Prompt =
Set every record down verbatim and omit the pictures.

Stored entries:
::::::::
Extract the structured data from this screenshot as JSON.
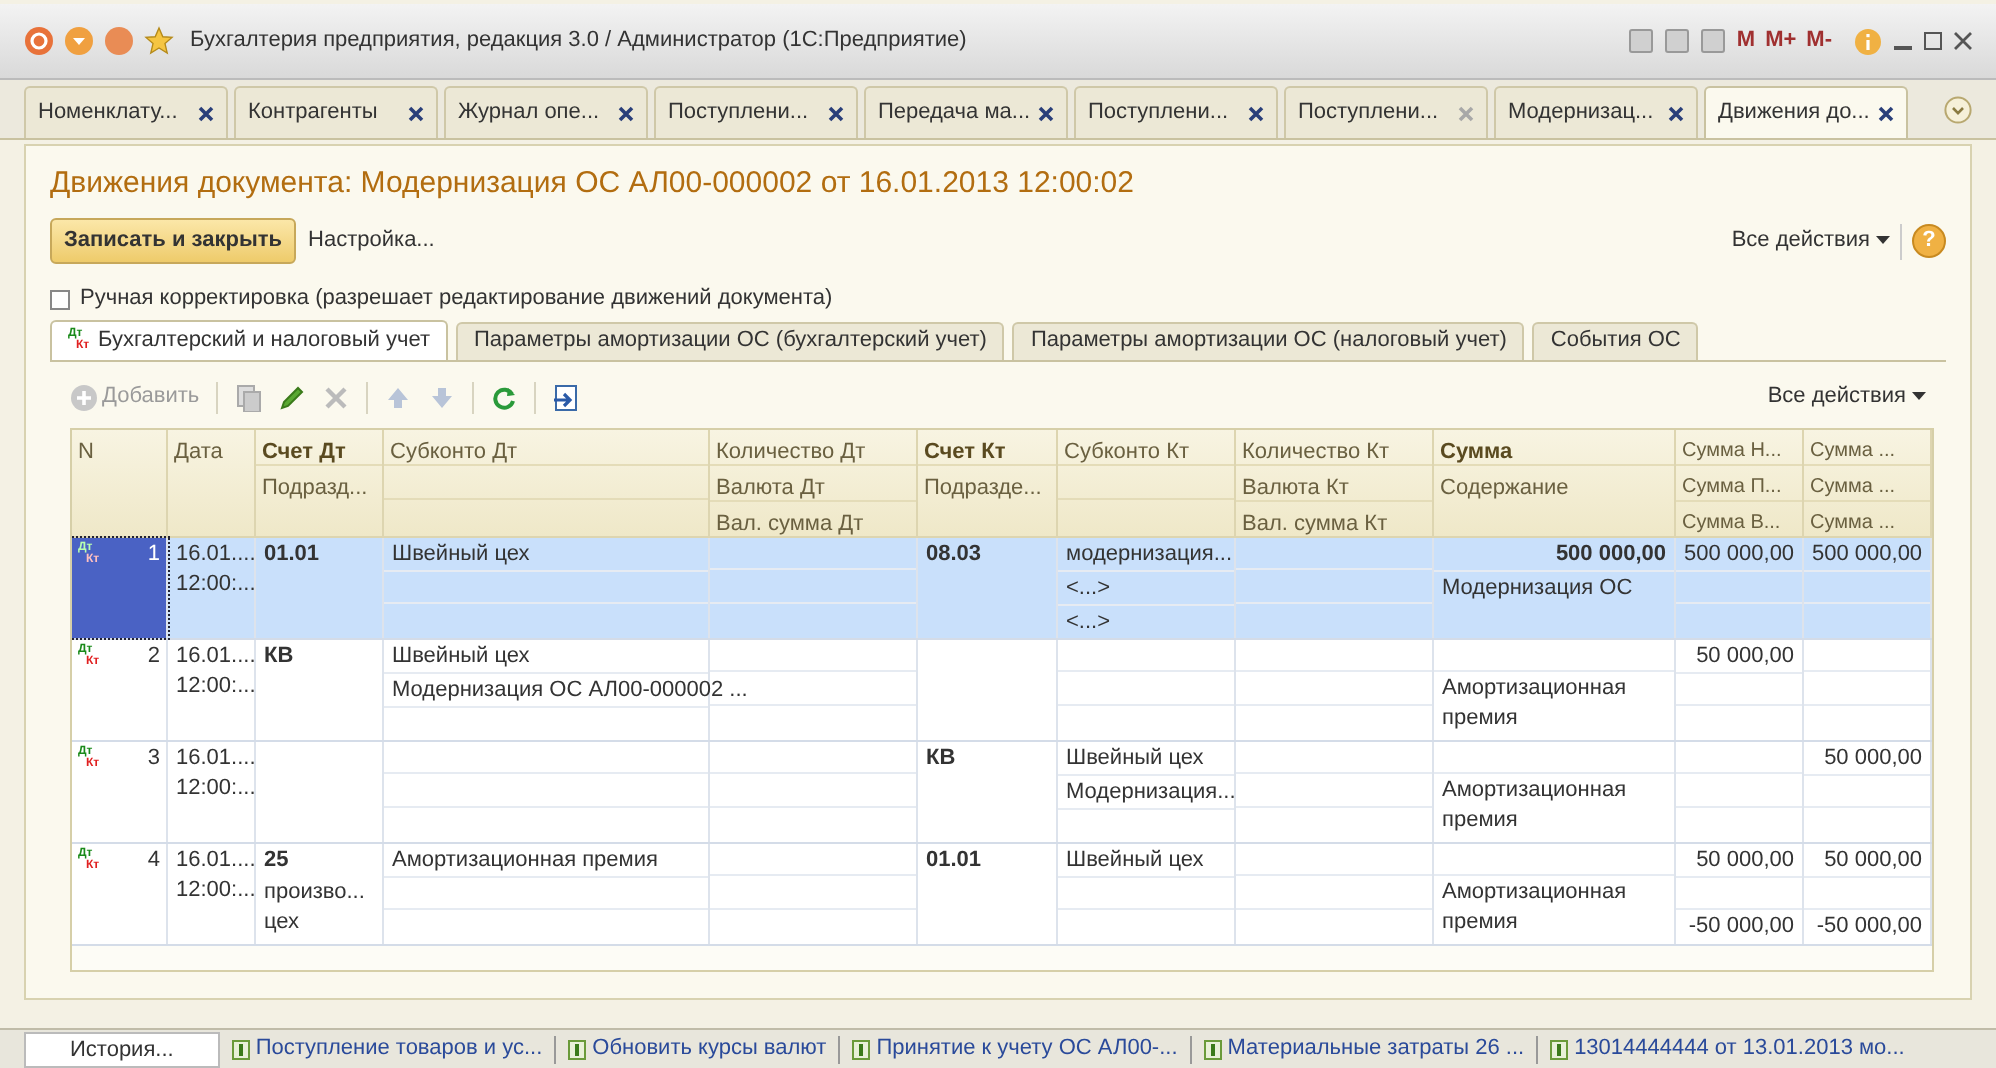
{
  "window": {
    "title": "Бухгалтерия предприятия, редакция 3.0 / Администратор  (1С:Предприятие)",
    "memory_buttons": [
      "M",
      "M+",
      "M-"
    ]
  },
  "open_tabs": [
    {
      "label": "Номенклату...",
      "selected": false,
      "close_enabled": true
    },
    {
      "label": "Контрагенты",
      "selected": false,
      "close_enabled": true
    },
    {
      "label": "Журнал опе...",
      "selected": false,
      "close_enabled": true
    },
    {
      "label": "Поступлени...",
      "selected": false,
      "close_enabled": true
    },
    {
      "label": "Передача ма...",
      "selected": false,
      "close_enabled": true
    },
    {
      "label": "Поступлени...",
      "selected": false,
      "close_enabled": true
    },
    {
      "label": "Поступлени...",
      "selected": false,
      "close_enabled": false
    },
    {
      "label": "Модернизац...",
      "selected": false,
      "close_enabled": true
    },
    {
      "label": "Движения до...",
      "selected": true,
      "close_enabled": true
    }
  ],
  "form": {
    "title": "Движения документа: Модернизация ОС АЛ00-000002 от 16.01.2013 12:00:02",
    "save_button": "Записать и закрыть",
    "settings_link": "Настройка...",
    "all_actions": "Все действия",
    "help": "?",
    "manual_edit": {
      "label": "Ручная корректировка (разрешает редактирование движений документа)",
      "checked": false
    },
    "tabs": [
      {
        "label": "Бухгалтерский и налоговый учет",
        "selected": true,
        "marks": [
          "Дт",
          "Кт"
        ]
      },
      {
        "label": "Параметры амортизации ОС (бухгалтерский учет)",
        "selected": false
      },
      {
        "label": "Параметры амортизации ОС (налоговый учет)",
        "selected": false
      },
      {
        "label": "События ОС",
        "selected": false
      }
    ],
    "toolbar": {
      "add": {
        "label": "Добавить",
        "disabled": true
      },
      "all_actions": "Все действия"
    }
  },
  "table": {
    "columns": [
      {
        "kind": "number",
        "bold": false,
        "header": [
          "N"
        ]
      },
      {
        "kind": "date",
        "bold": false,
        "header": [
          "Дата"
        ]
      },
      {
        "kind": "account",
        "bold": true,
        "header": [
          "Счет Дт",
          "Подразд..."
        ]
      },
      {
        "kind": "lines",
        "bold": false,
        "header": [
          "Субконто Дт"
        ]
      },
      {
        "kind": "lines",
        "bold": false,
        "header": [
          "Количество Дт",
          "Валюта Дт",
          "Вал. сумма Дт"
        ]
      },
      {
        "kind": "account",
        "bold": true,
        "header": [
          "Счет Кт",
          "Подразде..."
        ]
      },
      {
        "kind": "lines",
        "bold": false,
        "header": [
          "Субконто Кт"
        ]
      },
      {
        "kind": "lines",
        "bold": false,
        "header": [
          "Количество Кт",
          "Валюта Кт",
          "Вал. сумма Кт"
        ]
      },
      {
        "kind": "amount",
        "bold": true,
        "header": [
          "Сумма",
          "Содержание"
        ]
      },
      {
        "kind": "numeric",
        "bold": false,
        "header": [
          "Сумма Н...",
          "Сумма П...",
          "Сумма В..."
        ]
      },
      {
        "kind": "numeric",
        "bold": false,
        "header": [
          "Сумма ...",
          "Сумма ...",
          "Сумма ..."
        ]
      }
    ],
    "rows": [
      {
        "selected": true,
        "marks": [
          "Дт",
          "Кт"
        ],
        "cells": [
          [
            "1"
          ],
          [
            "16.01....",
            "12:00:..."
          ],
          [
            "01.01"
          ],
          [
            "Швейный цех",
            null,
            null
          ],
          [
            null,
            null,
            null
          ],
          [
            "08.03"
          ],
          [
            "модернизация...",
            "<...>",
            "<...>"
          ],
          [
            null,
            null,
            null
          ],
          [
            "500 000,00",
            "Модернизация ОС"
          ],
          [
            "500 000,00",
            null,
            null
          ],
          [
            "500 000,00",
            null,
            null
          ]
        ]
      },
      {
        "selected": false,
        "marks": [
          "Дт",
          "Кт"
        ],
        "cells": [
          [
            "2"
          ],
          [
            "16.01....",
            "12:00:..."
          ],
          [
            "КВ"
          ],
          [
            "Швейный цех",
            "Модернизация ОС АЛ00-000002 ...",
            null
          ],
          [
            null,
            null,
            null
          ],
          [
            null
          ],
          [
            null,
            null,
            null
          ],
          [
            null,
            null,
            null
          ],
          [
            null,
            "Амортизационная премия"
          ],
          [
            "50 000,00",
            null,
            null
          ],
          [
            null,
            null,
            null
          ]
        ]
      },
      {
        "selected": false,
        "marks": [
          "Дт",
          "Кт"
        ],
        "cells": [
          [
            "3"
          ],
          [
            "16.01....",
            "12:00:..."
          ],
          [
            null
          ],
          [
            null,
            null,
            null
          ],
          [
            null,
            null,
            null
          ],
          [
            "КВ"
          ],
          [
            "Швейный цех",
            "Модернизация...",
            null
          ],
          [
            null,
            null,
            null
          ],
          [
            null,
            "Амортизационная премия"
          ],
          [
            null,
            null,
            null
          ],
          [
            "50 000,00",
            null,
            null
          ]
        ]
      },
      {
        "selected": false,
        "marks": [
          "Дт",
          "Кт"
        ],
        "cells": [
          [
            "4"
          ],
          [
            "16.01....",
            "12:00:..."
          ],
          [
            "25",
            "произво... цех"
          ],
          [
            "Амортизационная премия",
            null,
            null
          ],
          [
            null,
            null,
            null
          ],
          [
            "01.01"
          ],
          [
            "Швейный цех",
            null,
            null
          ],
          [
            null,
            null,
            null
          ],
          [
            null,
            "Амортизационная премия"
          ],
          [
            "50 000,00",
            null,
            "-50 000,00"
          ],
          [
            "50 000,00",
            null,
            "-50 000,00"
          ]
        ]
      }
    ]
  },
  "taskbar": {
    "history": "История...",
    "items": [
      "Поступление товаров и ус...",
      "Обновить курсы валют",
      "Принятие к учету ОС АЛ00-...",
      "Материальные затраты 26 ...",
      "13014444444 от 13.01.2013 мо..."
    ]
  }
}
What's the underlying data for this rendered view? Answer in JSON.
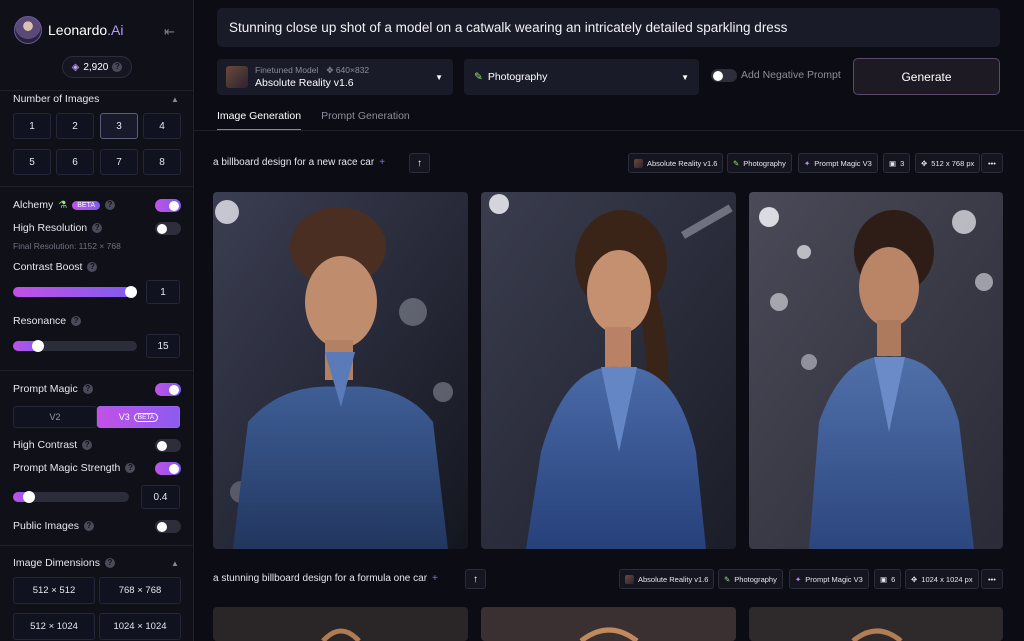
::::::::
Answer to the exercise =
Extract the structured data from this screenshot as JSON.
{
  "window": {
    "title": "Бухгалтерия предприятия, редакция 3.0 / Администратор  (1С:Предприятие)",
    "memory_buttons": [
      "M",
      "M+",
      "M-"
    ]
  },
  "open_tabs": [
    {
      "label": "Номенклату...",
      "selected": false,
      "close_enabled": true
    },
    {
      "label": "Контрагенты",
      "selected": false,
      "close_enabled": true
    },
    {
      "label": "Журнал опе...",
      "selected": false,
      "close_enabled": true
    },
    {
      "label": "Поступлени...",
      "selected": false,
      "close_enabled": true
    },
    {
      "label": "Передача ма...",
      "selected": false,
      "close_enabled": true
    },
    {
      "label": "Поступлени...",
      "selected": false,
      "close_enabled": true
    },
    {
      "label": "Поступлени...",
      "selected": false,
      "close_enabled": false
    },
    {
      "label": "Модернизац...",
      "selected": false,
      "close_enabled": true
    },
    {
      "label": "Движения до...",
      "selected": true,
      "close_enabled": true
    }
  ],
  "form": {
    "title": "Движения документа: Модернизация ОС АЛ00-000002 от 16.01.2013 12:00:02",
    "save_button": "Записать и закрыть",
    "settings_link": "Настройка...",
    "all_actions": "Все действия",
    "help": "?",
    "manual_edit": {
      "label": "Ручная корректировка (разрешает редактирование движений документа)",
      "checked": false
    },
    "tabs": [
      {
        "label": "Бухгалтерский и налоговый учет",
        "selected": true,
        "marks": [
          "Дт",
          "Кт"
        ]
      },
      {
        "label": "Параметры амортизации ОС (бухгалтерский учет)",
        "selected": false
      },
      {
        "label": "Параметры амортизации ОС (налоговый учет)",
        "selected": false
      },
      {
        "label": "События ОС",
        "selected": false
      }
    ],
    "toolbar": {
      "add": {
        "label": "Добавить",
        "disabled": true
      },
      "all_actions": "Все действия"
    }
  },
  "table": {
    "columns": [
      {
        "kind": "number",
        "bold": false,
        "header": [
          "N"
        ]
      },
      {
        "kind": "date",
        "bold": false,
        "header": [
          "Дата"
        ]
      },
      {
        "kind": "account",
        "bold": true,
        "header": [
          "Счет Дт",
          "Подразд..."
        ]
      },
      {
        "kind": "lines",
        "bold": false,
        "header": [
          "Субконто Дт"
        ]
      },
      {
        "kind": "lines",
        "bold": false,
        "header": [
          "Количество Дт",
          "Валюта Дт",
          "Вал. сумма Дт"
        ]
      },
      {
        "kind": "account",
        "bold": true,
        "header": [
          "Счет Кт",
          "Подразде..."
        ]
      },
      {
        "kind": "lines",
        "bold": false,
        "header": [
          "Субконто Кт"
        ]
      },
      {
        "kind": "lines",
        "bold": false,
        "header": [
          "Количество Кт",
          "Валюта Кт",
          "Вал. сумма Кт"
        ]
      },
      {
        "kind": "amount",
        "bold": true,
        "header": [
          "Сумма",
          "Содержание"
        ]
      },
      {
        "kind": "numeric",
        "bold": false,
        "header": [
          "Сумма Н...",
          "Сумма П...",
          "Сумма В..."
        ]
      },
      {
        "kind": "numeric",
        "bold": false,
        "header": [
          "Сумма ...",
          "Сумма ...",
          "Сумма ..."
        ]
      }
    ],
    "rows": [
      {
        "selected": true,
        "marks": [
          "Дт",
          "Кт"
        ],
        "cells": [
          [
            "1"
          ],
          [
            "16.01....",
            "12:00:..."
          ],
          [
            "01.01"
          ],
          [
            "Швейный цех",
            null,
            null
          ],
          [
            null,
            null,
            null
          ],
          [
            "08.03"
          ],
          [
            "модернизация...",
            "<...>",
            "<...>"
          ],
          [
            null,
            null,
            null
          ],
          [
            "500 000,00",
            "Модернизация ОС"
          ],
          [
            "500 000,00",
            null,
            null
          ],
          [
            "500 000,00",
            null,
            null
          ]
        ]
      },
      {
        "selected": false,
        "marks": [
          "Дт",
          "Кт"
        ],
        "cells": [
          [
            "2"
          ],
          [
            "16.01....",
            "12:00:..."
          ],
          [
            "КВ"
          ],
          [
            "Швейный цех",
            "Модернизация ОС АЛ00-000002 ...",
            null
          ],
          [
            null,
            null,
            null
          ],
          [
            null
          ],
          [
            null,
            null,
            null
          ],
          [
            null,
            null,
            null
          ],
          [
            null,
            "Амортизационная премия"
          ],
          [
            "50 000,00",
            null,
            null
          ],
          [
            null,
            null,
            null
          ]
        ]
      },
      {
        "selected": false,
        "marks": [
          "Дт",
          "Кт"
        ],
        "cells": [
          [
            "3"
          ],
          [
            "16.01....",
            "12:00:..."
          ],
          [
            null
          ],
          [
            null,
            null,
            null
          ],
          [
            null,
            null,
            null
          ],
          [
            "КВ"
          ],
          [
            "Швейный цех",
            "Модернизация...",
            null
          ],
          [
            null,
            null,
            null
          ],
          [
            null,
            "Амортизационная премия"
          ],
          [
            null,
            null,
            null
          ],
          [
            "50 000,00",
            null,
            null
          ]
        ]
      },
      {
        "selected": false,
        "marks": [
          "Дт",
          "Кт"
        ],
        "cells": [
          [
            "4"
          ],
          [
            "16.01....",
            "12:00:..."
          ],
          [
            "25",
            "произво... цех"
          ],
          [
            "Амортизационная премия",
            null,
            null
          ],
          [
            null,
            null,
            null
          ],
          [
            "01.01"
          ],
          [
            "Швейный цех",
            null,
            null
          ],
          [
            null,
            null,
            null
          ],
          [
            null,
            "Амортизационная премия"
          ],
          [
            "50 000,00",
            null,
            "-50 000,00"
          ],
          [
            "50 000,00",
            null,
            "-50 000,00"
          ]
        ]
      }
    ]
  },
  "taskbar": {
    "history": "История...",
    "items": [
      "Поступление товаров и ус...",
      "Обновить курсы валют",
      "Принятие к учету ОС АЛ00-...",
      "Материальные затраты 26 ...",
      "13014444444 от 13.01.2013 мо..."
    ]
  }
}
What's the underlying data for this rendered view? Answer in JSON.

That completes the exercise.